> _Work required_
Below are some entries. Output each one exactly as it appears.

> _Stored data_
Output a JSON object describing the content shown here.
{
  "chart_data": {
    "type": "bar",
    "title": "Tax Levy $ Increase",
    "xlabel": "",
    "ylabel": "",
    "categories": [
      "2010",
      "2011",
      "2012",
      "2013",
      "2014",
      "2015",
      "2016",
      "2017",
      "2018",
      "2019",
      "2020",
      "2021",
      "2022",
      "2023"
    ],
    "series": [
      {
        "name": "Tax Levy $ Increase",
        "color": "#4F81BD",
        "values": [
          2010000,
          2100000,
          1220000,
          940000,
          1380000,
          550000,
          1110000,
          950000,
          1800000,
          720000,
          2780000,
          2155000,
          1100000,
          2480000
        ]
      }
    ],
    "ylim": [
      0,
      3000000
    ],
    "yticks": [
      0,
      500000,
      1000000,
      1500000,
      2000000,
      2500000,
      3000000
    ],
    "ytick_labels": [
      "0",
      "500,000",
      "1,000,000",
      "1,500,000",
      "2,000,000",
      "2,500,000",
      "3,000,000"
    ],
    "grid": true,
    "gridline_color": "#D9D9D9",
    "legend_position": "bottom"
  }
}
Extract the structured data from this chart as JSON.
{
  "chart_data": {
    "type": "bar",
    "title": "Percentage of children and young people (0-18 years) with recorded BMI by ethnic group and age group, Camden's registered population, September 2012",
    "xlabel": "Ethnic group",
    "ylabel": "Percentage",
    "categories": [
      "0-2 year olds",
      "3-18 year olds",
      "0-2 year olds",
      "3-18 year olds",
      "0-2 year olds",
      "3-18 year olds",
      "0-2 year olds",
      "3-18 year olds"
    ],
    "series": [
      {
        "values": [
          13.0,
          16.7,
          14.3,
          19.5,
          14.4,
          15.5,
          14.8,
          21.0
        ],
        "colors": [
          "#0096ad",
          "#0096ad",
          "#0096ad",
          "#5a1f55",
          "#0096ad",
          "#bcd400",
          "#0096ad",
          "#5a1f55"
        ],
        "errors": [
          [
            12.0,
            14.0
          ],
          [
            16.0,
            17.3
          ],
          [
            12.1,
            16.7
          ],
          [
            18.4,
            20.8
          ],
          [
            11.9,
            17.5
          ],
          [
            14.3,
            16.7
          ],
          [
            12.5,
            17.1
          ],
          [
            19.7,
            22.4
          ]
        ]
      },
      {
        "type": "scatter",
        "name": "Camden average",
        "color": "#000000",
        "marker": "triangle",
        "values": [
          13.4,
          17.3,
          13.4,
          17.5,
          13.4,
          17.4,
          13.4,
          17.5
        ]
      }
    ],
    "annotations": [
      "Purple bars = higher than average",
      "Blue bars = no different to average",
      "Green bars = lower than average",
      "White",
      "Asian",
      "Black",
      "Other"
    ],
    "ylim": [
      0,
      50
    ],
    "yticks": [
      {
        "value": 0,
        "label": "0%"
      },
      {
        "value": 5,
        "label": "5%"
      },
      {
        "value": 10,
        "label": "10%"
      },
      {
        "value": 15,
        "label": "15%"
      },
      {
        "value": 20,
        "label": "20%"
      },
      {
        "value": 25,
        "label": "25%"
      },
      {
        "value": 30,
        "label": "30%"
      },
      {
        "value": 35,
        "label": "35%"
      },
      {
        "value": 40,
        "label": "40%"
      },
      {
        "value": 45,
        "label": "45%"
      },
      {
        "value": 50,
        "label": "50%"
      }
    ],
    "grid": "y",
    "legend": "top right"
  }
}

> _Result for this task_
Output a JSON object describing the content shown here.
{
  "chart_data": {
    "type": "bar",
    "title": "Tax Levy $ Increase",
    "xlabel": "",
    "ylabel": "",
    "categories": [
      "2010",
      "2011",
      "2012",
      "2013",
      "2014",
      "2015",
      "2016",
      "2017",
      "2018",
      "2019",
      "2020",
      "2021",
      "2022",
      "2023"
    ],
    "series": [
      {
        "name": "Tax Levy $ Increase",
        "color": "#4F81BD",
        "values": [
          2010000,
          2100000,
          1220000,
          940000,
          1380000,
          550000,
          1110000,
          950000,
          1800000,
          720000,
          2780000,
          2155000,
          1100000,
          2480000
        ]
      }
    ],
    "ylim": [
      0,
      3000000
    ],
    "yticks": [
      0,
      500000,
      1000000,
      1500000,
      2000000,
      2500000,
      3000000
    ],
    "ytick_labels": [
      "0",
      "500,000",
      "1,000,000",
      "1,500,000",
      "2,000,000",
      "2,500,000",
      "3,000,000"
    ],
    "grid": true,
    "gridline_color": "#D9D9D9",
    "legend_position": "bottom"
  }
}
Extract the structured data from this chart as JSON.
{
  "chart_data": {
    "type": "bar",
    "title": "Percentage of children and young people (0-18 years) with recorded BMI by ethnic group and age group, Camden's registered population, September 2012",
    "xlabel": "Ethnic group",
    "ylabel": "Percentage",
    "categories": [
      "0-2 year olds",
      "3-18 year olds",
      "0-2 year olds",
      "3-18 year olds",
      "0-2 year olds",
      "3-18 year olds",
      "0-2 year olds",
      "3-18 year olds"
    ],
    "series": [
      {
        "values": [
          13.0,
          16.7,
          14.3,
          19.5,
          14.4,
          15.5,
          14.8,
          21.0
        ],
        "colors": [
          "#0096ad",
          "#0096ad",
          "#0096ad",
          "#5a1f55",
          "#0096ad",
          "#bcd400",
          "#0096ad",
          "#5a1f55"
        ],
        "errors": [
          [
            12.0,
            14.0
          ],
          [
            16.0,
            17.3
          ],
          [
            12.1,
            16.7
          ],
          [
            18.4,
            20.8
          ],
          [
            11.9,
            17.5
          ],
          [
            14.3,
            16.7
          ],
          [
            12.5,
            17.1
          ],
          [
            19.7,
            22.4
          ]
        ]
      },
      {
        "type": "scatter",
        "name": "Camden average",
        "color": "#000000",
        "marker": "triangle",
        "values": [
          13.4,
          17.3,
          13.4,
          17.5,
          13.4,
          17.4,
          13.4,
          17.5
        ]
      }
    ],
    "annotations": [
      "Purple bars = higher than average",
      "Blue bars = no different to average",
      "Green bars = lower than average",
      "White",
      "Asian",
      "Black",
      "Other"
    ],
    "ylim": [
      0,
      50
    ],
    "yticks": [
      {
        "value": 0,
        "label": "0%"
      },
      {
        "value": 5,
        "label": "5%"
      },
      {
        "value": 10,
        "label": "10%"
      },
      {
        "value": 15,
        "label": "15%"
      },
      {
        "value": 20,
        "label": "20%"
      },
      {
        "value": 25,
        "label": "25%"
      },
      {
        "value": 30,
        "label": "30%"
      },
      {
        "value": 35,
        "label": "35%"
      },
      {
        "value": 40,
        "label": "40%"
      },
      {
        "value": 45,
        "label": "45%"
      },
      {
        "value": 50,
        "label": "50%"
      }
    ],
    "grid": "y",
    "legend": "top right"
  }
}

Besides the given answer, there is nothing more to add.